(RECORDS TO PROCESS):
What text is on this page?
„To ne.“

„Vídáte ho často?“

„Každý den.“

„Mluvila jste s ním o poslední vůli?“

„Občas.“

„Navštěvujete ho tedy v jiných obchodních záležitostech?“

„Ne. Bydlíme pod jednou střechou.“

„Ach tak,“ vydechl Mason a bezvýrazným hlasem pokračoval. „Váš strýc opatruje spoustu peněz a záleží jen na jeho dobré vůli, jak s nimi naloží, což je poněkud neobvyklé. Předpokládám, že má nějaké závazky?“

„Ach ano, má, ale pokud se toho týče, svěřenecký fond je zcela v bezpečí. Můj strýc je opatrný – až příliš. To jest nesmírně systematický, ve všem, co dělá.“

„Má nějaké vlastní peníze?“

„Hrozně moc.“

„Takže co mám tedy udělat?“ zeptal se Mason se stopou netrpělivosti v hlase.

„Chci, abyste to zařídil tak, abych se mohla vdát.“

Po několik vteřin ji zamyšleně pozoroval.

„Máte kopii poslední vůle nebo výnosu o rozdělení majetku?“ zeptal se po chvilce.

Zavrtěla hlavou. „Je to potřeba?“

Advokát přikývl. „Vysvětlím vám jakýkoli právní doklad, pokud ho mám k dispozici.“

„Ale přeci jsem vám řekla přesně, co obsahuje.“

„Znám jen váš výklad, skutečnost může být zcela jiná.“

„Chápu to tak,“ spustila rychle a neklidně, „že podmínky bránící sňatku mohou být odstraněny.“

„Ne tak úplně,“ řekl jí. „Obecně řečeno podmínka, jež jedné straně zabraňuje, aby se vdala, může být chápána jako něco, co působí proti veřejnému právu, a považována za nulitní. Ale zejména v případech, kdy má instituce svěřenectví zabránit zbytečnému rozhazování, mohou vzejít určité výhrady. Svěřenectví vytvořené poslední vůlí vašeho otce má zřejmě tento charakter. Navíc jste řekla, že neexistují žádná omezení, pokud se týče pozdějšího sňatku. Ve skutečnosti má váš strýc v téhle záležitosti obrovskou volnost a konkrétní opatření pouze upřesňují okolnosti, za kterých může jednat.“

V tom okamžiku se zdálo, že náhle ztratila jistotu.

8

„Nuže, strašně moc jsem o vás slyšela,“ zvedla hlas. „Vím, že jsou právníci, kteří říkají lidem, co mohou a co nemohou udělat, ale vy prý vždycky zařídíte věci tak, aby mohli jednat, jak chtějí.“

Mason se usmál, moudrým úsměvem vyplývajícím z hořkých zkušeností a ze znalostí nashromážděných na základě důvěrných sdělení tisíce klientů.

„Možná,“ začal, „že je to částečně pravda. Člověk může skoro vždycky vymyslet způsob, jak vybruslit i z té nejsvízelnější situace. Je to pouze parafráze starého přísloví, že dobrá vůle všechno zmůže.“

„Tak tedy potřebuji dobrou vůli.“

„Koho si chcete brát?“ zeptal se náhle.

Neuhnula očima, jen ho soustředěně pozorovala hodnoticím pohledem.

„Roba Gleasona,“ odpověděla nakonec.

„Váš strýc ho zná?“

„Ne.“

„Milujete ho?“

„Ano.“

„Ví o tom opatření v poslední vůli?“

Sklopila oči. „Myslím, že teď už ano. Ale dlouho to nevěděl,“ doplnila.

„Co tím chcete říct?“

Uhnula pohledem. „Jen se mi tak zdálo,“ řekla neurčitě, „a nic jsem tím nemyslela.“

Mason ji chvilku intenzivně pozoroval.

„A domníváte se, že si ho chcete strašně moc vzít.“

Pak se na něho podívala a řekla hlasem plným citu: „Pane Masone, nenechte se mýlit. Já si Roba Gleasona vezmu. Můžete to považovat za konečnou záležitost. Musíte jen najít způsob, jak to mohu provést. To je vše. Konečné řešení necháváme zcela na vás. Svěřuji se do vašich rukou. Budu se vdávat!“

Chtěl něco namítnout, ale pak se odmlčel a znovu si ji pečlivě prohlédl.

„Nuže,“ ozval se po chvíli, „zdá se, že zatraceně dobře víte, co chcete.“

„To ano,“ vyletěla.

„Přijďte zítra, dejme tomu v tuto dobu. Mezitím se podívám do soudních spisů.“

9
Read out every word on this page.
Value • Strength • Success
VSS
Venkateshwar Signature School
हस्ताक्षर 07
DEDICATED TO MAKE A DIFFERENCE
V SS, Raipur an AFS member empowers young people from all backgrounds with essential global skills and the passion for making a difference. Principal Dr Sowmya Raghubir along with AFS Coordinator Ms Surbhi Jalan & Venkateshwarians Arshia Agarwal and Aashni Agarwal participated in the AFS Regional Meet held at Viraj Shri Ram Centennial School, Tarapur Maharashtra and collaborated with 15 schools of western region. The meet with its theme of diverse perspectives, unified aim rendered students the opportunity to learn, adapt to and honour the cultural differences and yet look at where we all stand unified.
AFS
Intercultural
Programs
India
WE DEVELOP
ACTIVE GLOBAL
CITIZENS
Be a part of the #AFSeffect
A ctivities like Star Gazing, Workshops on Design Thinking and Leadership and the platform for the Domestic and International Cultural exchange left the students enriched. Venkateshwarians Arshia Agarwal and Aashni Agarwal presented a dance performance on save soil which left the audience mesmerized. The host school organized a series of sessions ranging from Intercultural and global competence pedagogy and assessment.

(STATED TASK): Give the entries again in full, exactly as they are written.

(CORRECT RESPONSE):
What text is on this page?
„To ne.“

„Vídáte ho často?“

„Každý den.“

„Mluvila jste s ním o poslední vůli?“

„Občas.“

„Navštěvujete ho tedy v jiných obchodních záležitostech?“

„Ne. Bydlíme pod jednou střechou.“

„Ach tak,“ vydechl Mason a bezvýrazným hlasem pokračoval. „Váš strýc opatruje spoustu peněz a záleží jen na jeho dobré vůli, jak s nimi naloží, což je poněkud neobvyklé. Předpokládám, že má nějaké závazky?“

„Ach ano, má, ale pokud se toho týče, svěřenecký fond je zcela v bezpečí. Můj strýc je opatrný – až příliš. To jest nesmírně systematický, ve všem, co dělá.“

„Má nějaké vlastní peníze?“

„Hrozně moc.“

„Takže co mám tedy udělat?“ zeptal se Mason se stopou netrpělivosti v hlase.

„Chci, abyste to zařídil tak, abych se mohla vdát.“

Po několik vteřin ji zamyšleně pozoroval.

„Máte kopii poslední vůle nebo výnosu o rozdělení majetku?“ zeptal se po chvilce.

Zavrtěla hlavou. „Je to potřeba?“

Advokát přikývl. „Vysvětlím vám jakýkoli právní doklad, pokud ho mám k dispozici.“

„Ale přeci jsem vám řekla přesně, co obsahuje.“

„Znám jen váš výklad, skutečnost může být zcela jiná.“

„Chápu to tak,“ spustila rychle a neklidně, „že podmínky bránící sňatku mohou být odstraněny.“

„Ne tak úplně,“ řekl jí. „Obecně řečeno podmínka, jež jedné straně zabraňuje, aby se vdala, může být chápána jako něco, co působí proti veřejnému právu, a považována za nulitní. Ale zejména v případech, kdy má instituce svěřenectví zabránit zbytečnému rozhazování, mohou vzejít určité výhrady. Svěřenectví vytvořené poslední vůlí vašeho otce má zřejmě tento charakter. Navíc jste řekla, že neexistují žádná omezení, pokud se týče pozdějšího sňatku. Ve skutečnosti má váš strýc v téhle záležitosti obrovskou volnost a konkrétní opatření pouze upřesňují okolnosti, za kterých může jednat.“

V tom okamžiku se zdálo, že náhle ztratila jistotu.

8

„Nuže, strašně moc jsem o vás slyšela,“ zvedla hlas. „Vím, že jsou právníci, kteří říkají lidem, co mohou a co nemohou udělat, ale vy prý vždycky zařídíte věci tak, aby mohli jednat, jak chtějí.“

Mason se usmál, moudrým úsměvem vyplývajícím z hořkých zkušeností a ze znalostí nashromážděných na základě důvěrných sdělení tisíce klientů.

„Možná,“ začal, „že je to částečně pravda. Člověk může skoro vždycky vymyslet způsob, jak vybruslit i z té nejsvízelnější situace. Je to pouze parafráze starého přísloví, že dobrá vůle všechno zmůže.“

„Tak tedy potřebuji dobrou vůli.“

„Koho si chcete brát?“ zeptal se náhle.

Neuhnula očima, jen ho soustředěně pozorovala hodnoticím pohledem.

„Roba Gleasona,“ odpověděla nakonec.

„Váš strýc ho zná?“

„Ne.“

„Milujete ho?“

„Ano.“

„Ví o tom opatření v poslední vůli?“

Sklopila oči. „Myslím, že teď už ano. Ale dlouho to nevěděl,“ doplnila.

„Co tím chcete říct?“

Uhnula pohledem. „Jen se mi tak zdálo,“ řekla neurčitě, „a nic jsem tím nemyslela.“

Mason ji chvilku intenzivně pozoroval.

„A domníváte se, že si ho chcete strašně moc vzít.“

Pak se na něho podívala a řekla hlasem plným citu: „Pane Masone, nenechte se mýlit. Já si Roba Gleasona vezmu. Můžete to považovat za konečnou záležitost. Musíte jen najít způsob, jak to mohu provést. To je vše. Konečné řešení necháváme zcela na vás. Svěřuji se do vašich rukou. Budu se vdávat!“

Chtěl něco namítnout, ale pak se odmlčel a znovu si ji pečlivě prohlédl.

„Nuže,“ ozval se po chvíli, „zdá se, že zatraceně dobře víte, co chcete.“

„To ano,“ vyletěla.

„Přijďte zítra, dejme tomu v tuto dobu. Mezitím se podívám do soudních spisů.“

9
Read out every word on this page.
Value • Strength • Success
VSS
Venkateshwar Signature School
हस्ताक्षर 07
DEDICATED TO MAKE A DIFFERENCE
V SS, Raipur an AFS member empowers young people from all backgrounds with essential global skills and the passion for making a difference. Principal Dr Sowmya Raghubir along with AFS Coordinator Ms Surbhi Jalan & Venkateshwarians Arshia Agarwal and Aashni Agarwal participated in the AFS Regional Meet held at Viraj Shri Ram Centennial School, Tarapur Maharashtra and collaborated with 15 schools of western region. The meet with its theme of diverse perspectives, unified aim rendered students the opportunity to learn, adapt to and honour the cultural differences and yet look at where we all stand unified.
AFS
Intercultural
Programs
India
WE DEVELOP
ACTIVE GLOBAL
CITIZENS
Be a part of the #AFSeffect
A ctivities like Star Gazing, Workshops on Design Thinking and Leadership and the platform for the Domestic and International Cultural exchange left the students enriched. Venkateshwarians Arshia Agarwal and Aashni Agarwal presented a dance performance on save soil which left the audience mesmerized. The host school organized a series of sessions ranging from Intercultural and global competence pedagogy and assessment.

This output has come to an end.